Gather every line below where "outputs" appears.

Dataset records

________________________

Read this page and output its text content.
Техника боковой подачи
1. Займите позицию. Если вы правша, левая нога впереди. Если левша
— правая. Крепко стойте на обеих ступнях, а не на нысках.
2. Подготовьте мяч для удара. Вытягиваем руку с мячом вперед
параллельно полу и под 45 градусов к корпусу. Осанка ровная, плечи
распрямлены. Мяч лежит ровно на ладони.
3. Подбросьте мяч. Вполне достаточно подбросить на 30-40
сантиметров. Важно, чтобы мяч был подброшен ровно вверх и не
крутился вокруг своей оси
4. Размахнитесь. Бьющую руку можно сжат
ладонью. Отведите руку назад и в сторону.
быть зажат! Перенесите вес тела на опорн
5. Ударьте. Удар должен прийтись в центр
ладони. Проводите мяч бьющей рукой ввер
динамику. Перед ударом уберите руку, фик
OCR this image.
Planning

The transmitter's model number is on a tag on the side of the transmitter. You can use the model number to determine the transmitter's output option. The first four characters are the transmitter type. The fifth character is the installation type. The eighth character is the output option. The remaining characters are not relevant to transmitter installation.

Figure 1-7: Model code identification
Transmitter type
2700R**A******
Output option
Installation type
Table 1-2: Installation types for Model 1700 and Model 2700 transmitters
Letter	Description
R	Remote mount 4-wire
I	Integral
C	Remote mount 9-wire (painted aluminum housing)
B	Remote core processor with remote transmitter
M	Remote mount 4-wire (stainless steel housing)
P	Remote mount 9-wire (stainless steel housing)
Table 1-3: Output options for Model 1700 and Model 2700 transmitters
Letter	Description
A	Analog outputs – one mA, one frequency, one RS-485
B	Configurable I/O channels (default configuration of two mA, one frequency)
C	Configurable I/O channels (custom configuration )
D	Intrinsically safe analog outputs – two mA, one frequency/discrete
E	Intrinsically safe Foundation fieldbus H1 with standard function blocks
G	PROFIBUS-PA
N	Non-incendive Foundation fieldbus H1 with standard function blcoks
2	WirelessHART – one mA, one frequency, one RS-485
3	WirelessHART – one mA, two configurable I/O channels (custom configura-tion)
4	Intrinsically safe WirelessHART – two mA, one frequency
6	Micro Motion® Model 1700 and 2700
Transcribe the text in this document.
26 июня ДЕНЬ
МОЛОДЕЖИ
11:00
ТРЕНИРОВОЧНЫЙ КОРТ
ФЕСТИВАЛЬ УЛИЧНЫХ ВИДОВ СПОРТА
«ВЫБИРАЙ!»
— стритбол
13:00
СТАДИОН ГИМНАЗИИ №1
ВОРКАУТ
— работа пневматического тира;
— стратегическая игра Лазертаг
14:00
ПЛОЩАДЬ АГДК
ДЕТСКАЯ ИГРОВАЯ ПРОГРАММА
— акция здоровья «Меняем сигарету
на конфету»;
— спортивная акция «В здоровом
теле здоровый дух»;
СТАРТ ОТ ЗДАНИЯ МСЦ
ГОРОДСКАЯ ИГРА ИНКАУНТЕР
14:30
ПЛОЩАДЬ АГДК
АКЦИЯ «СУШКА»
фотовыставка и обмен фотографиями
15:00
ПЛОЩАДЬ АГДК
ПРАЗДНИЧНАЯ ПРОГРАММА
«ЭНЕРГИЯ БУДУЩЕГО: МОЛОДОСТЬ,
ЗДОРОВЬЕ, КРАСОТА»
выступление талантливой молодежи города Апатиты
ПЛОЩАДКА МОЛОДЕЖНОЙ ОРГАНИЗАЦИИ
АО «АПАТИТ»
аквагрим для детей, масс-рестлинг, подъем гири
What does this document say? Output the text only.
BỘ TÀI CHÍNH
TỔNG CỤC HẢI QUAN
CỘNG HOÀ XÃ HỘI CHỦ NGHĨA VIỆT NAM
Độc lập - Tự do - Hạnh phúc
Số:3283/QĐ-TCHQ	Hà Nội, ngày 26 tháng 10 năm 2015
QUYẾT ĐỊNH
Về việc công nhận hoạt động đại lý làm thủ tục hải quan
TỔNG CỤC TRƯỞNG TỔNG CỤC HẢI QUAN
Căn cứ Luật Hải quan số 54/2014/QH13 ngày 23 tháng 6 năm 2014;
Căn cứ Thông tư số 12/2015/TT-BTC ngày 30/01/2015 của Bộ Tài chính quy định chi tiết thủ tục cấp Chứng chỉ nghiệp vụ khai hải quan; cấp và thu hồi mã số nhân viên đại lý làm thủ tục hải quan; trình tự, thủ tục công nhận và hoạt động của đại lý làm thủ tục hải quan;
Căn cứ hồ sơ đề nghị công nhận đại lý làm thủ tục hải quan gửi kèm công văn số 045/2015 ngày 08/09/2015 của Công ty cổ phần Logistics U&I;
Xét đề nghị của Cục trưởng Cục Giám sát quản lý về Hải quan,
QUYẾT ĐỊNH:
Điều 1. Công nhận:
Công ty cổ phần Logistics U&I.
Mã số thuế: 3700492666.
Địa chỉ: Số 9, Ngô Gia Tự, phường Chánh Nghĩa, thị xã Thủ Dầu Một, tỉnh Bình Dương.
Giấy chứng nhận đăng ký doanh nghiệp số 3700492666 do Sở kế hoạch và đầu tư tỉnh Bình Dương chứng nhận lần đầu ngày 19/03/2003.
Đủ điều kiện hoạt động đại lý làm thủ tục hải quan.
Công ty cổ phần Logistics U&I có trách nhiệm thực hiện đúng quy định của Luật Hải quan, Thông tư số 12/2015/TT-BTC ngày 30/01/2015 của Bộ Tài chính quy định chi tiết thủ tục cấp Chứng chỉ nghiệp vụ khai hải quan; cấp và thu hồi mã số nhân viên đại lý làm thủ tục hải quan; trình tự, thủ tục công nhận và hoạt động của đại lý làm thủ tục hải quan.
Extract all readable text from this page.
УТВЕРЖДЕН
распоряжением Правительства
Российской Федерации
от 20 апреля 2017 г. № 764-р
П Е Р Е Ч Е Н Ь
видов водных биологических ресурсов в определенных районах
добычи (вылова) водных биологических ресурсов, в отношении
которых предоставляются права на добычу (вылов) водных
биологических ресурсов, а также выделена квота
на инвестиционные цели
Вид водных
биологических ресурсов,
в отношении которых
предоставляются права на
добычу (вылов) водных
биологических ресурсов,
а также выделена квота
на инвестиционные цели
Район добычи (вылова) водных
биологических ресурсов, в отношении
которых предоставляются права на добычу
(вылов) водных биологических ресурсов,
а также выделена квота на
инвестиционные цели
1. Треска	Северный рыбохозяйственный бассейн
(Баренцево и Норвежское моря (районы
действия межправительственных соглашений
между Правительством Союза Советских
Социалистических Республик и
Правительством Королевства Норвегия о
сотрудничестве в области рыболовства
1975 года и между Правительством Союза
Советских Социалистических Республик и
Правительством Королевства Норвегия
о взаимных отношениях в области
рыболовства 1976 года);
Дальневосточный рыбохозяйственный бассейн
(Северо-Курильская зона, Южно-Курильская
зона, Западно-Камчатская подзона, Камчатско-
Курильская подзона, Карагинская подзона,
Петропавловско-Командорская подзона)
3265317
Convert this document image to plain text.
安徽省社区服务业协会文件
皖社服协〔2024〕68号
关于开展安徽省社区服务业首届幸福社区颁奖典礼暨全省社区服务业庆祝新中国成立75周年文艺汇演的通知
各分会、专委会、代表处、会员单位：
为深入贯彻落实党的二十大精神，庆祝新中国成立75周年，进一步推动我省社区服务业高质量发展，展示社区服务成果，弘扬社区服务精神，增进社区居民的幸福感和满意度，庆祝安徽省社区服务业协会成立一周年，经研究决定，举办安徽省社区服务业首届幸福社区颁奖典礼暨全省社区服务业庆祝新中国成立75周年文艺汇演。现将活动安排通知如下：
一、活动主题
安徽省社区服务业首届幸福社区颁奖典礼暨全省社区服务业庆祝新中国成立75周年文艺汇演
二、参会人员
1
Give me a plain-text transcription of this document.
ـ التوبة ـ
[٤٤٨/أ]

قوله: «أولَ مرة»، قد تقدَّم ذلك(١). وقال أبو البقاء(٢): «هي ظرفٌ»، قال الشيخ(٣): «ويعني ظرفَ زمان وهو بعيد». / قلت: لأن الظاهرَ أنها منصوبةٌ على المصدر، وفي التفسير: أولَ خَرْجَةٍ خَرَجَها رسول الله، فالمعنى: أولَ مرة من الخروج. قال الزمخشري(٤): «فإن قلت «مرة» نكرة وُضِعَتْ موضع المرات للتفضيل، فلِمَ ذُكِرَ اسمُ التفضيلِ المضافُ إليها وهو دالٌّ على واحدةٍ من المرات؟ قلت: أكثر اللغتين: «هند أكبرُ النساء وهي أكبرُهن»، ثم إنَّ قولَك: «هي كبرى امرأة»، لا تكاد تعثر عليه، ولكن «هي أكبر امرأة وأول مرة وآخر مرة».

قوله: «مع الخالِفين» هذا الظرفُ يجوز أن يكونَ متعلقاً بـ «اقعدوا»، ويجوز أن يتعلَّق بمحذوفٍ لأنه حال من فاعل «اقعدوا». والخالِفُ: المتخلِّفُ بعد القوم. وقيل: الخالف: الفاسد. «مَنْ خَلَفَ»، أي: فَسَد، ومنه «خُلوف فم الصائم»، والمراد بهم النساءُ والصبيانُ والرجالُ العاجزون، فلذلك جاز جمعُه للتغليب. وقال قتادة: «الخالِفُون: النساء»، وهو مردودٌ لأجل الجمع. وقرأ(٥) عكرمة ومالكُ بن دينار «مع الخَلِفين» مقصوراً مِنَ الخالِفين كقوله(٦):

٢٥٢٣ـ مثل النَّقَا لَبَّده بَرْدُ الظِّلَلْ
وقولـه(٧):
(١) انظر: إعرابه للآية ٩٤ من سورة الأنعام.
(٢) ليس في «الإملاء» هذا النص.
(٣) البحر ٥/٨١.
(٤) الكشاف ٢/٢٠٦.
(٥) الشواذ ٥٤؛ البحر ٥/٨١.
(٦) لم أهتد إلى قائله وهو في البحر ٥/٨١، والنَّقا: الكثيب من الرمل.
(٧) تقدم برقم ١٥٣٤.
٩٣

________________________

TASK SOLUTION
A	Analog outputs – one mA, one frequency, one RS-485
D	Intrinsically safe analog outputs – two mA, one frequency/discrete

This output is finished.